(Data supplied)
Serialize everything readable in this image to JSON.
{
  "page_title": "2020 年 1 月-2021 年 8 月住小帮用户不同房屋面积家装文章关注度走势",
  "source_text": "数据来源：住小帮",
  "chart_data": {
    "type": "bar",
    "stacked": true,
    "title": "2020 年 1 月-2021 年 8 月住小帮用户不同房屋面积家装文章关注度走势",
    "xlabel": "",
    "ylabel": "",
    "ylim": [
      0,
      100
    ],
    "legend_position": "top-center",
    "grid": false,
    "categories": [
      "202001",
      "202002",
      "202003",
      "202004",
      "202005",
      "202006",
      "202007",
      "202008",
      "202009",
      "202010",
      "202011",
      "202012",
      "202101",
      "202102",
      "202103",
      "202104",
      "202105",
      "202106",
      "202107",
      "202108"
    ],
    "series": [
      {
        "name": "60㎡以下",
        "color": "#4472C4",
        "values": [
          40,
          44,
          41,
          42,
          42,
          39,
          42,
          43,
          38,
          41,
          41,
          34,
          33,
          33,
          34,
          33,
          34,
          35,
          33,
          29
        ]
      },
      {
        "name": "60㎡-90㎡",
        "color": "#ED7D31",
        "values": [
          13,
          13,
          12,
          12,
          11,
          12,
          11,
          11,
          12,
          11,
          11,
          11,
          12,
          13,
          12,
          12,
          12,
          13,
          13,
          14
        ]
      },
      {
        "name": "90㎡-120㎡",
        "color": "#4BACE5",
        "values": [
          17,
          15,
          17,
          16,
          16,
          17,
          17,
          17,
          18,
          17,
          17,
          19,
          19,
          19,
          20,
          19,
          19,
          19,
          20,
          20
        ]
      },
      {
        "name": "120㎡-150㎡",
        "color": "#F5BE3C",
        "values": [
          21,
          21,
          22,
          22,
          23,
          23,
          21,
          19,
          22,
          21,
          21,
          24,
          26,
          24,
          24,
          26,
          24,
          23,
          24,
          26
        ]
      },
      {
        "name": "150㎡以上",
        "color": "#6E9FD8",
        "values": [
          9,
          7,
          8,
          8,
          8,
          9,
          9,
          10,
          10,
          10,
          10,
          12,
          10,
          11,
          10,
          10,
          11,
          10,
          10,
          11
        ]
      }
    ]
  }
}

(Given problem)
Exact copies of all the records are required.

(Task result)
Serialize everything readable in this image to JSON.
{
  "page_title": "2020 年 1 月-2021 年 8 月住小帮用户不同房屋面积家装文章关注度走势",
  "source_text": "数据来源：住小帮",
  "chart_data": {
    "type": "bar",
    "stacked": true,
    "title": "2020 年 1 月-2021 年 8 月住小帮用户不同房屋面积家装文章关注度走势",
    "xlabel": "",
    "ylabel": "",
    "ylim": [
      0,
      100
    ],
    "legend_position": "top-center",
    "grid": false,
    "categories": [
      "202001",
      "202002",
      "202003",
      "202004",
      "202005",
      "202006",
      "202007",
      "202008",
      "202009",
      "202010",
      "202011",
      "202012",
      "202101",
      "202102",
      "202103",
      "202104",
      "202105",
      "202106",
      "202107",
      "202108"
    ],
    "series": [
      {
        "name": "60㎡以下",
        "color": "#4472C4",
        "values": [
          40,
          44,
          41,
          42,
          42,
          39,
          42,
          43,
          38,
          41,
          41,
          34,
          33,
          33,
          34,
          33,
          34,
          35,
          33,
          29
        ]
      },
      {
        "name": "60㎡-90㎡",
        "color": "#ED7D31",
        "values": [
          13,
          13,
          12,
          12,
          11,
          12,
          11,
          11,
          12,
          11,
          11,
          11,
          12,
          13,
          12,
          12,
          12,
          13,
          13,
          14
        ]
      },
      {
        "name": "90㎡-120㎡",
        "color": "#4BACE5",
        "values": [
          17,
          15,
          17,
          16,
          16,
          17,
          17,
          17,
          18,
          17,
          17,
          19,
          19,
          19,
          20,
          19,
          19,
          19,
          20,
          20
        ]
      },
      {
        "name": "120㎡-150㎡",
        "color": "#F5BE3C",
        "values": [
          21,
          21,
          22,
          22,
          23,
          23,
          21,
          19,
          22,
          21,
          21,
          24,
          26,
          24,
          24,
          26,
          24,
          23,
          24,
          26
        ]
      },
      {
        "name": "150㎡以上",
        "color": "#6E9FD8",
        "values": [
          9,
          7,
          8,
          8,
          8,
          9,
          9,
          10,
          10,
          10,
          10,
          12,
          10,
          11,
          10,
          10,
          11,
          10,
          10,
          11
        ]
      }
    ]
  }
}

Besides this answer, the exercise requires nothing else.